▶ Verilen metin
DAVANIN NİTELİĞİ, DEĞERLENDİRİLME VE GEREKÇE :
.Dava, muvazaa ve şirket yöneticisinin kötü yönetimi iddiasına dayalı tapu iptali ve tescil davasıdır.
Dava konusu … İli, … İlçesi, … Köyü, … pafta,… ada, … parselde kayıtlı 5.879,00 m2 alanlı taşınmaz, tam hisseyle …. Tic. Ltd. Şti adına kayıtlı iken, 18.07.2018 tarihinde, şirket yöneticisi … tarafından, 903.000,00 TL bedelle, … Ticaret Limited Şirketine devredildiği anlaşılmaktadır. Bahse konu taşınmaz, dava tarihi ve hüküm tarihi itibariyle halen davalı şirket adına kayıtlıdır.
Dava tarafları, yapılan tapu devri işleminin muvazaalı olup olmadığı, devrin şirket menfaatine olup olmadığı, devir bedelinin o dönemki piyasa rayiçlerine göre düşük olup olmadığı, devir bedelinin şirkete ödenip ödenmediği ve şirket yararına kullanılıp kullanılmadığı konularında ihtilaflıdır.
TTK’nun 644. Maddesi; “Aşağıda madde numaraları bildirilen anonim şirketlere ilişkin hükümler limited şirketlere de uygulanır.
a)….kurucuların, yönetim kurulu üyelerinin, yöneticilerin ve tasfiye memurlarının sorumluluğunu düzenleyen 553 üncü maddesi…” hükmünü amirdir.
TTK’nun 553. Maddesi ise: “(1) Kurucular, yönetim kurulu üyeleri, yöneticiler ve tasfiye memurları, kanundan ve esas sözleşmeden doğan yükümlülüklerini kusurlarıyla ihlal ettikleri takdirde, hem şirkete hem pay sahiplerine hem de şirket alacaklılarına karşı verdikleri zarardan sorumludurlar.

▶ Gösterilen kayıtlar

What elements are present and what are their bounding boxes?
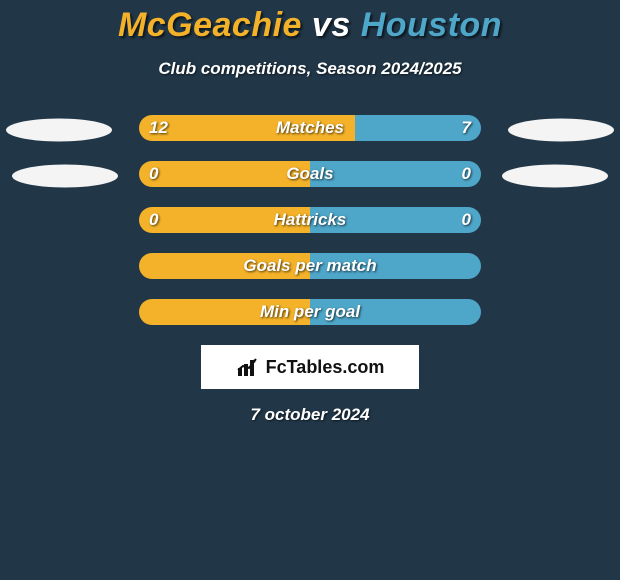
player2-name: Houston bbox=[361, 6, 502, 44]
bar-area: Min per goal bbox=[139, 299, 481, 325]
bar-left bbox=[139, 207, 310, 233]
bar-right bbox=[310, 207, 481, 233]
bar-right bbox=[310, 253, 481, 279]
bar-value-left: 12 bbox=[149, 115, 168, 141]
player1-badge bbox=[12, 165, 118, 188]
stat-row: Hattricks00 bbox=[0, 207, 620, 233]
bar-left bbox=[139, 161, 310, 187]
stat-rows: Matches127Goals00Hattricks00Goals per ma… bbox=[0, 115, 620, 325]
stat-row: Matches127 bbox=[0, 115, 620, 141]
logo-badge: FcTables.com bbox=[201, 345, 419, 389]
player2-badge bbox=[508, 119, 614, 142]
stat-row: Goals00 bbox=[0, 161, 620, 187]
bar-value-right: 7 bbox=[462, 115, 471, 141]
bar-value-right: 0 bbox=[462, 207, 471, 233]
bar-area: Goals per match bbox=[139, 253, 481, 279]
logo-text: FcTables.com bbox=[266, 357, 385, 378]
bar-value-right: 0 bbox=[462, 161, 471, 187]
bar-right bbox=[310, 161, 481, 187]
player1-badge bbox=[6, 119, 112, 142]
bar-area: Goals00 bbox=[139, 161, 481, 187]
bar-value-left: 0 bbox=[149, 161, 158, 187]
stat-row: Min per goal bbox=[0, 299, 620, 325]
stat-row: Goals per match bbox=[0, 253, 620, 279]
bar-value-left: 0 bbox=[149, 207, 158, 233]
date-label: 7 october 2024 bbox=[0, 405, 620, 425]
player1-name: McGeachie bbox=[118, 6, 302, 44]
subtitle: Club competitions, Season 2024/2025 bbox=[0, 59, 620, 79]
player2-badge bbox=[502, 165, 608, 188]
chart-icon bbox=[236, 356, 262, 378]
comparison-card: McGeachie vs Houston Club competitions, … bbox=[0, 0, 620, 580]
bar-area: Hattricks00 bbox=[139, 207, 481, 233]
bar-left bbox=[139, 115, 355, 141]
bar-right bbox=[310, 299, 481, 325]
bar-area: Matches127 bbox=[139, 115, 481, 141]
bar-left bbox=[139, 299, 310, 325]
page-title: McGeachie vs Houston bbox=[0, 6, 620, 45]
vs-text: vs bbox=[312, 6, 351, 44]
bar-left bbox=[139, 253, 310, 279]
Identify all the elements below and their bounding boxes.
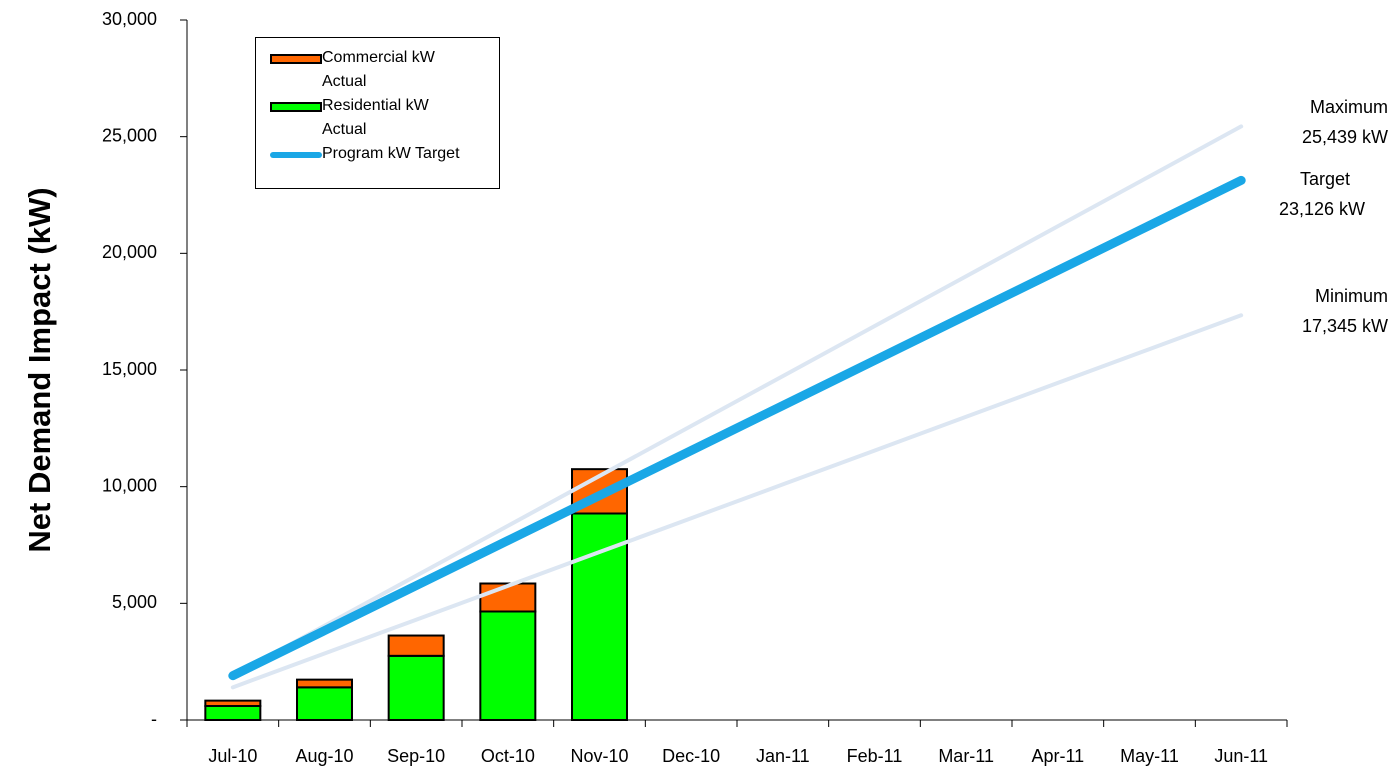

▶ Görev yönergesi
Tapu iptali davasıyla ilgili metinden "Dava tarafları, yapılan" ile başlayıp "verdikleri zarardan sorumludurlar." ifadesi de dahil olmak üzere ona kadar devam eden bölümü aynen kopyalayın. Kayıtlar, metinden bağımsız ayrı bir malzemedir.

▶ Göreve yanıt
Dava tarafları, yapılan tapu devri işleminin muvazaalı olup olmadığı, devrin şirket menfaatine olup olmadığı, devir bedelinin o dönemki piyasa rayiçlerine göre düşük olup olmadığı, devir bedelinin şirkete ödenip ödenmediği ve şirket yararına kullanılıp kullanılmadığı konularında ihtilaflıdır.
TTK’nun 644. Maddesi; “Aşağıda madde numaraları bildirilen anonim şirketlere ilişkin hükümler limited şirketlere de uygulanır.
a)….kurucuların, yönetim kurulu üyelerinin, yöneticilerin ve tasfiye memurlarının sorumluluğunu düzenleyen 553 üncü maddesi…” hükmünü amirdir.
TTK’nun 553. Maddesi ise: “(1) Kurucular, yönetim kurulu üyeleri, yöneticiler ve tasfiye memurları, kanundan ve esas sözleşmeden doğan yükümlülüklerini kusurlarıyla ihlal ettikleri takdirde, hem şirkete hem pay sahiplerine hem de şirket alacaklılarına karşı verdikleri zarardan sorumludurlar.